● **Предложенный текст**:
И ниже были напечатаны стихи. Они врезались в мою память, как острый осколок. Вот строки из них:
Боюсь я, что поздно свобода придет…
Растает на реках расколотый лед,
раскроют ворота и скажут:
— Иди!
И счастье, и слава твои — впереди…
Приду я в Россию. Утихла гроза.
Навстречу мне женка прищурит глаза:
— Здорово, соколик! Здорово, мой свет!
А где ты, соколик, шатался сто лет?
Друзья твои прямо прошли сквозь войну
и кровью своей отстояли страну.
Им вечная слава, почет без конца,
а ты, как бродяга, стоишь у крыльца…
Дочитал последние строки, задумался. В трудную годину испытаний поэт тоже рвался на смертный бой, но «политических» не освобождали, даже в годы войны. И от этого было горько и обидно. И конечно же надо было иметь огромную веру в наше правое дело, мужество, чтобы оказаться выше этих чувств и вернуться к поэзии, а значит, и к жизни.
Так я открыл для себя и полюбил большого поэта, совсем не подозревая, что через несколько лет мне доведется встретиться с ним.
После армейской службы приехал в Челябинск, стал работать здесь журналистом. В один из первых же дней увидел на рекламных щитах скромные афиши: «Борис Ручьев. Поэтический вечер». Помню, в тот стылый январский день 1964-го, когда ртутный столбик в термометре опустился за тридцать градусов, разыскал профсоюзную библиотеку ЧТЗ и оказался в ее небольшом помещении. Народу в зале столько, что нельзя пробиться. Так и остался у двери. Смотрел через головы на трибуну, за которой стоял, опираясь на трость, невысокий мужчина с широким открытым лицом. Он читал простуженным голосом — глуховато и чуть-чуть с хрипотцой. Невольно возникло ощущение: то, что он читает, очень дорого ему, и он часто загорался — тогда его голос гудел напористо и вдохновенно: «Не может быть, чтоб силою от гула Родных гудков их вечного «Пора» По-матерински нас не притянула К груди своей Магнитная гора. И, как солдаты, после битв живые, Испытанные болью огневой. Пройдя все испытанья силовые, Мы возвратились в вечный город свой…»
Слушатели горячо аплодировали. А он читал все новые и новые стихи. И не о трудных годах, проведенных вдали от родных мест, а о рабочей юности, проведенной в Магнитке, о встрече с нею после долгой вынужденной разлуки, встрече со своими старыми друзьями. И чувствовалось, что Магнитка для него не просто город, а глубоко выстраданная боль.

● **Письменное задание 1**:
Ответьте по воспоминаниям о Борисе Ручьеве:
(a) В каком городе и кем стал работать автор после армейской службы?
(b) Где и в каком месяце какого года проходил поэтический вечер?
(c) На что опирался поэт, стоя за трибуной?
● **Письменное задание 2**: Продолжите воспоминания о Борисе Ручьеве, начав сразу после их последнего предложения.

● **Исходный фрагмент**:

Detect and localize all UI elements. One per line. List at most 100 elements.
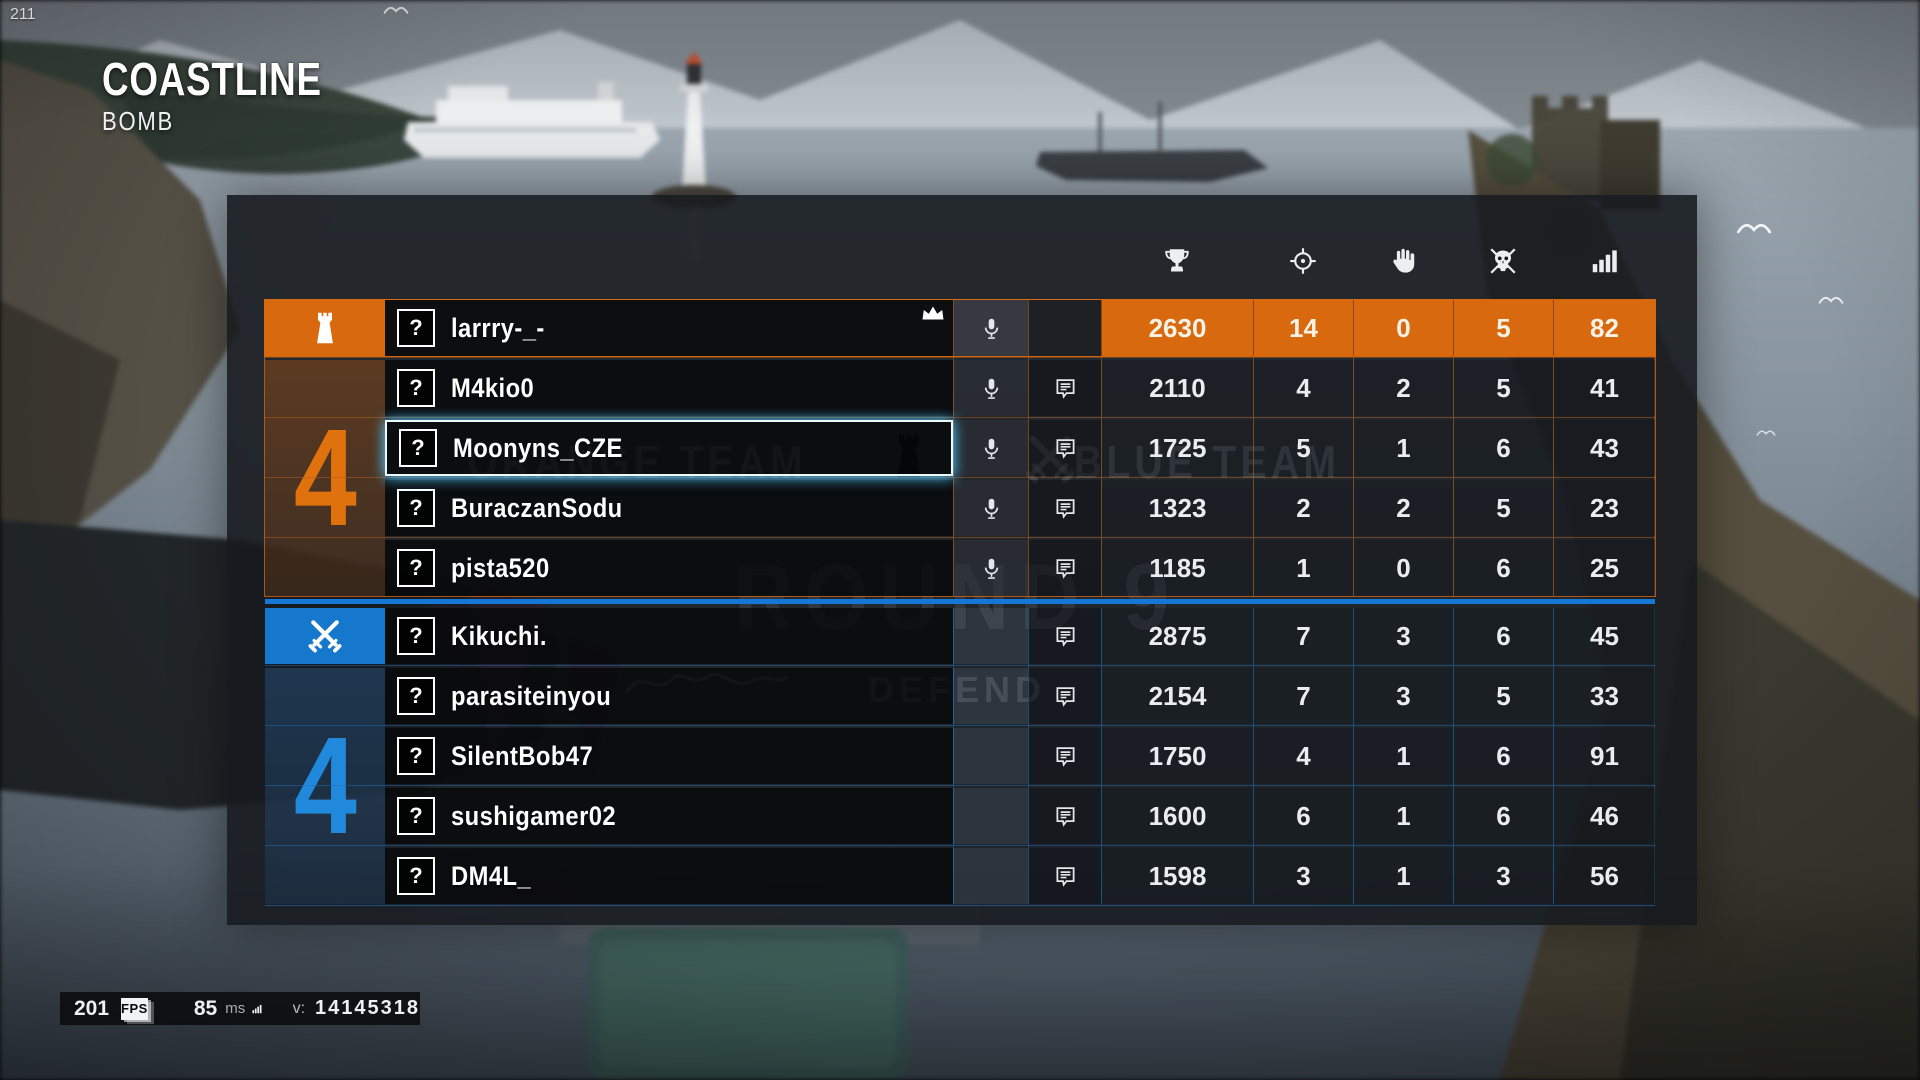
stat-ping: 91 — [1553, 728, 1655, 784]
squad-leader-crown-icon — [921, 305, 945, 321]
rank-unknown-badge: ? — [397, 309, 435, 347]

● **Ответ к заданию 1**:
(a) В Челябинске, журналистом.
(b) В профсоюзной библиотеке ЧТЗ, в январе 1964 года.
(c) На трость.

● **Ответ к заданию 2**:
* * *
Ручьев охотно встречался с литературной молодежью. В нем не было чувства ревности к ней. Наоборот, он был очень щедр на помощь, на добрые советы. Не раз приходилось слышать его резкие, взволнованные выступления на различных совещаниях в защиту молодых, Так, благодаря его активной поддержке, молодой в ту пору армейский поэт Василий Пономаренко издал первый, затем второй сборники своих стихов и стал членом Союза писателей.
— Сколько буду жить, никогда не забуду доброты Бориса Александровича, — говорил мне В. Пономаренко. — Если я и стал поэтом, то обязан этим прежде всего ему.
Но когда Ручьев встречался с молодыми, всегда был по-отцовски строг и требователен. До сих пор в памяти его выступление на вечере поэзии в актовом зале Челябинской публичной библиотеки. Я, в ту пору работник областного радио, пришел туда с магнитофоном. Сколько лет прошло, а как актуально, современно звучит оно и сегодня. Записанное на пленку, приведу его здесь дословно.
— Товарищи! Дело сейчас в поэзии не в том, чтобы срифмовать и скорее высказать зарифмованное, совсем не в том, — страстно говорил он с трибуны. — Поэзия — это как марш нашего народа. Поэзия как песня, которая ведет на борьбу. Помните, еще в далекие тридцатые Михаил Светлов написал стихотворение «Гренада», ставшее любимой песней нашего поколения.
А сегодня? Сегодня мы живем с большой раной в сердце, и эта рана — Вьетнам (в то время американские империалисты развязали кровавую войну на многострадальной вьетнамской земле. — А. Б.). И вот что беспокоит. В тридцатые годы поэты думали об Испании, они с оружием в руках сражались за нее. А вот здесь двенадцать молодых товарищей прочли свои стихи. Но где настоящее слово о сегодняшней ране — о Вьетнаме?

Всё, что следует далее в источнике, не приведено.